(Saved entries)

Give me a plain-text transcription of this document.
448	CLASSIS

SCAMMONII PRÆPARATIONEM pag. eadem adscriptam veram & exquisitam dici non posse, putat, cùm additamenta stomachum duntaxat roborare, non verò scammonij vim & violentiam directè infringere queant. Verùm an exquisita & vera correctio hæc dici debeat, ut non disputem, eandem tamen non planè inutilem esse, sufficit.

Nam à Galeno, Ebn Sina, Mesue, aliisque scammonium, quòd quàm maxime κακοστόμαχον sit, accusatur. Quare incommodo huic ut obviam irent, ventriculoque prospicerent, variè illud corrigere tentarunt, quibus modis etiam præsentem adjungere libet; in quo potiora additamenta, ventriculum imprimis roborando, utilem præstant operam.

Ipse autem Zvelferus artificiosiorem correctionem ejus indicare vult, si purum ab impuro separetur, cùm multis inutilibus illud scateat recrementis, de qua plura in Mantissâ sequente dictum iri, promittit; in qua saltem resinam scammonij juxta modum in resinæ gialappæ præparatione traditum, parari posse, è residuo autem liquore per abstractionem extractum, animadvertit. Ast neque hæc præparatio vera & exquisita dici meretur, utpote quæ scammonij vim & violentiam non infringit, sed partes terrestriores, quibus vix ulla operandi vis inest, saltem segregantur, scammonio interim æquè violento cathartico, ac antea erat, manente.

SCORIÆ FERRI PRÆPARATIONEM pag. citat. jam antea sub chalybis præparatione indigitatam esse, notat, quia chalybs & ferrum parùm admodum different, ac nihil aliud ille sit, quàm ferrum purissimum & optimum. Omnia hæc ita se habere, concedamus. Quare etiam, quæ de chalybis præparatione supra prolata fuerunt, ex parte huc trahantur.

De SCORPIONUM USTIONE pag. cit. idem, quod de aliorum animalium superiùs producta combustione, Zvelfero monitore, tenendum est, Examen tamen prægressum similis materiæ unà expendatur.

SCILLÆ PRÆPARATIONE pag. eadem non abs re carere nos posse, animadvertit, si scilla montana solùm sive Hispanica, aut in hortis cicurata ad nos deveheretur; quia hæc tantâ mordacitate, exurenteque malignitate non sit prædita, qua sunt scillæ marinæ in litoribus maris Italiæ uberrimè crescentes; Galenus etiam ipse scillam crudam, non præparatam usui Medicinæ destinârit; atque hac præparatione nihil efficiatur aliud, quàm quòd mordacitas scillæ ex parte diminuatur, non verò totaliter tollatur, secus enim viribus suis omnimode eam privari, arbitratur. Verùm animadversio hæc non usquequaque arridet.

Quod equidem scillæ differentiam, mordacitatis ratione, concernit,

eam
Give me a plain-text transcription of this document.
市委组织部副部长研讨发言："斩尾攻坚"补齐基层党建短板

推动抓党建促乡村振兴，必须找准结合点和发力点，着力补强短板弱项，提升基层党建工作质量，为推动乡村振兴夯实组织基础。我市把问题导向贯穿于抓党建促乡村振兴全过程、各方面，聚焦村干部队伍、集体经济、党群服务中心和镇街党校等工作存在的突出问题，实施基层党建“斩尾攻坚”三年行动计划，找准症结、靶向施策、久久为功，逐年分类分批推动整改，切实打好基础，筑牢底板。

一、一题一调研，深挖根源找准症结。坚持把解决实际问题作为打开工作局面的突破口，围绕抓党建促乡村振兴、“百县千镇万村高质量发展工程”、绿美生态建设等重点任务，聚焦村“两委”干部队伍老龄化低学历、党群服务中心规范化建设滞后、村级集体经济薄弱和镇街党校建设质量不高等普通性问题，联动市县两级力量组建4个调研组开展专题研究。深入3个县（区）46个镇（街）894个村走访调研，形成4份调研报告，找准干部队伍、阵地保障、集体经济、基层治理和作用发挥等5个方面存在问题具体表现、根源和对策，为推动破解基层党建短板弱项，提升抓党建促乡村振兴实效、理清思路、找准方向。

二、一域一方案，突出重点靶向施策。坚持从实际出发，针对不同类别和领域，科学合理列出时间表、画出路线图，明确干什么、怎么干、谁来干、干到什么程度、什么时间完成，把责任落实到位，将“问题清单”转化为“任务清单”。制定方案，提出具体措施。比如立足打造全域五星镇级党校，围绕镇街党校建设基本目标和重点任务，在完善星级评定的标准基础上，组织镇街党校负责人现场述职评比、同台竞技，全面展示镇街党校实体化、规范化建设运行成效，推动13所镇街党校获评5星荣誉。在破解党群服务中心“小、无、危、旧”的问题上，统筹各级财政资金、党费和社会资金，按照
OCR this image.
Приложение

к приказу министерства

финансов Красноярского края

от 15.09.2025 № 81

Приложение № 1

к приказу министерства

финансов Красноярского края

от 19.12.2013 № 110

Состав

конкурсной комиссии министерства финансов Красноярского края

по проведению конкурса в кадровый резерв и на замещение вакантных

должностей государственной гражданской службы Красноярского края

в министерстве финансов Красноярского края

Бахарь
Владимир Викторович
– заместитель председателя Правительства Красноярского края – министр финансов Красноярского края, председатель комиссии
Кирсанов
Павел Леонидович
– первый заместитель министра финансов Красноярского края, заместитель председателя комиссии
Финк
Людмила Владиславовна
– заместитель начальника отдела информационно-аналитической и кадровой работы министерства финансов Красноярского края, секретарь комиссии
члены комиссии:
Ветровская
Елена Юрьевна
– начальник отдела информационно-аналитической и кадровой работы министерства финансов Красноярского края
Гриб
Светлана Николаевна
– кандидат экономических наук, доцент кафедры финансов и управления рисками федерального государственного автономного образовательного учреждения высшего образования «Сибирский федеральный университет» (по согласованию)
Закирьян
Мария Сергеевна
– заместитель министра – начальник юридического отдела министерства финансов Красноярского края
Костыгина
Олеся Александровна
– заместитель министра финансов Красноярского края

*EXERCISE BRIEF*:
Print the records once more, exactly as they were given.

*TASK SOLUTION*:
Give me a plain-text transcription of this document.
448	CLASSIS

SCAMMONII PRÆPARATIONEM pag. eadem adscriptam veram & exquisitam dici non posse, putat, cùm additamenta stomachum duntaxat roborare, non verò scammonij vim & violentiam directè infringere queant. Verùm an exquisita & vera correctio hæc dici debeat, ut non disputem, eandem tamen non planè inutilem esse, sufficit.

Nam à Galeno, Ebn Sina, Mesue, aliisque scammonium, quòd quàm maxime κακοστόμαχον sit, accusatur. Quare incommodo huic ut obviam irent, ventriculoque prospicerent, variè illud corrigere tentarunt, quibus modis etiam præsentem adjungere libet; in quo potiora additamenta, ventriculum imprimis roborando, utilem præstant operam.

Ipse autem Zvelferus artificiosiorem correctionem ejus indicare vult, si purum ab impuro separetur, cùm multis inutilibus illud scateat recrementis, de qua plura in Mantissâ sequente dictum iri, promittit; in qua saltem resinam scammonij juxta modum in resinæ gialappæ præparatione traditum, parari posse, è residuo autem liquore per abstractionem extractum, animadvertit. Ast neque hæc præparatio vera & exquisita dici meretur, utpote quæ scammonij vim & violentiam non infringit, sed partes terrestriores, quibus vix ulla operandi vis inest, saltem segregantur, scammonio interim æquè violento cathartico, ac antea erat, manente.

SCORIÆ FERRI PRÆPARATIONEM pag. citat. jam antea sub chalybis præparatione indigitatam esse, notat, quia chalybs & ferrum parùm admodum different, ac nihil aliud ille sit, quàm ferrum purissimum & optimum. Omnia hæc ita se habere, concedamus. Quare etiam, quæ de chalybis præparatione supra prolata fuerunt, ex parte huc trahantur.

De SCORPIONUM USTIONE pag. cit. idem, quod de aliorum animalium superiùs producta combustione, Zvelfero monitore, tenendum est, Examen tamen prægressum similis materiæ unà expendatur.

SCILLÆ PRÆPARATIONE pag. eadem non abs re carere nos posse, animadvertit, si scilla montana solùm sive Hispanica, aut in hortis cicurata ad nos deveheretur; quia hæc tantâ mordacitate, exurenteque malignitate non sit prædita, qua sunt scillæ marinæ in litoribus maris Italiæ uberrimè crescentes; Galenus etiam ipse scillam crudam, non præparatam usui Medicinæ destinârit; atque hac præparatione nihil efficiatur aliud, quàm quòd mordacitas scillæ ex parte diminuatur, non verò totaliter tollatur, secus enim viribus suis omnimode eam privari, arbitratur. Verùm animadversio hæc non usquequaque arridet.

Quod equidem scillæ differentiam, mordacitatis ratione, concernit,

eam
Give me a plain-text transcription of this document.
市委组织部副部长研讨发言："斩尾攻坚"补齐基层党建短板

推动抓党建促乡村振兴，必须找准结合点和发力点，着力补强短板弱项，提升基层党建工作质量，为推动乡村振兴夯实组织基础。我市把问题导向贯穿于抓党建促乡村振兴全过程、各方面，聚焦村干部队伍、集体经济、党群服务中心和镇街党校等工作存在的突出问题，实施基层党建“斩尾攻坚”三年行动计划，找准症结、靶向施策、久久为功，逐年分类分批推动整改，切实打好基础，筑牢底板。

一、一题一调研，深挖根源找准症结。坚持把解决实际问题作为打开工作局面的突破口，围绕抓党建促乡村振兴、“百县千镇万村高质量发展工程”、绿美生态建设等重点任务，聚焦村“两委”干部队伍老龄化低学历、党群服务中心规范化建设滞后、村级集体经济薄弱和镇街党校建设质量不高等普通性问题，联动市县两级力量组建4个调研组开展专题研究。深入3个县（区）46个镇（街）894个村走访调研，形成4份调研报告，找准干部队伍、阵地保障、集体经济、基层治理和作用发挥等5个方面存在问题具体表现、根源和对策，为推动破解基层党建短板弱项，提升抓党建促乡村振兴实效、理清思路、找准方向。

二、一域一方案，突出重点靶向施策。坚持从实际出发，针对不同类别和领域，科学合理列出时间表、画出路线图，明确干什么、怎么干、谁来干、干到什么程度、什么时间完成，把责任落实到位，将“问题清单”转化为“任务清单”。制定方案，提出具体措施。比如立足打造全域五星镇级党校，围绕镇街党校建设基本目标和重点任务，在完善星级评定的标准基础上，组织镇街党校负责人现场述职评比、同台竞技，全面展示镇街党校实体化、规范化建设运行成效，推动13所镇街党校获评5星荣誉。在破解党群服务中心“小、无、危、旧”的问题上，统筹各级财政资金、党费和社会资金，按照
OCR this image.
Приложение

к приказу министерства

финансов Красноярского края

от 15.09.2025 № 81

Приложение № 1

к приказу министерства

финансов Красноярского края

от 19.12.2013 № 110

Состав

конкурсной комиссии министерства финансов Красноярского края

по проведению конкурса в кадровый резерв и на замещение вакантных

должностей государственной гражданской службы Красноярского края

в министерстве финансов Красноярского края

Бахарь
Владимир Викторович
– заместитель председателя Правительства Красноярского края – министр финансов Красноярского края, председатель комиссии
Кирсанов
Павел Леонидович
– первый заместитель министра финансов Красноярского края, заместитель председателя комиссии
Финк
Людмила Владиславовна
– заместитель начальника отдела информационно-аналитической и кадровой работы министерства финансов Красноярского края, секретарь комиссии
члены комиссии:
Ветровская
Елена Юрьевна
– начальник отдела информационно-аналитической и кадровой работы министерства финансов Красноярского края
Гриб
Светлана Николаевна
– кандидат экономических наук, доцент кафедры финансов и управления рисками федерального государственного автономного образовательного учреждения высшего образования «Сибирский федеральный университет» (по согласованию)
Закирьян
Мария Сергеевна
– заместитель министра – начальник юридического отдела министерства финансов Красноярского края
Костыгина
Олеся Александровна
– заместитель министра финансов Красноярского края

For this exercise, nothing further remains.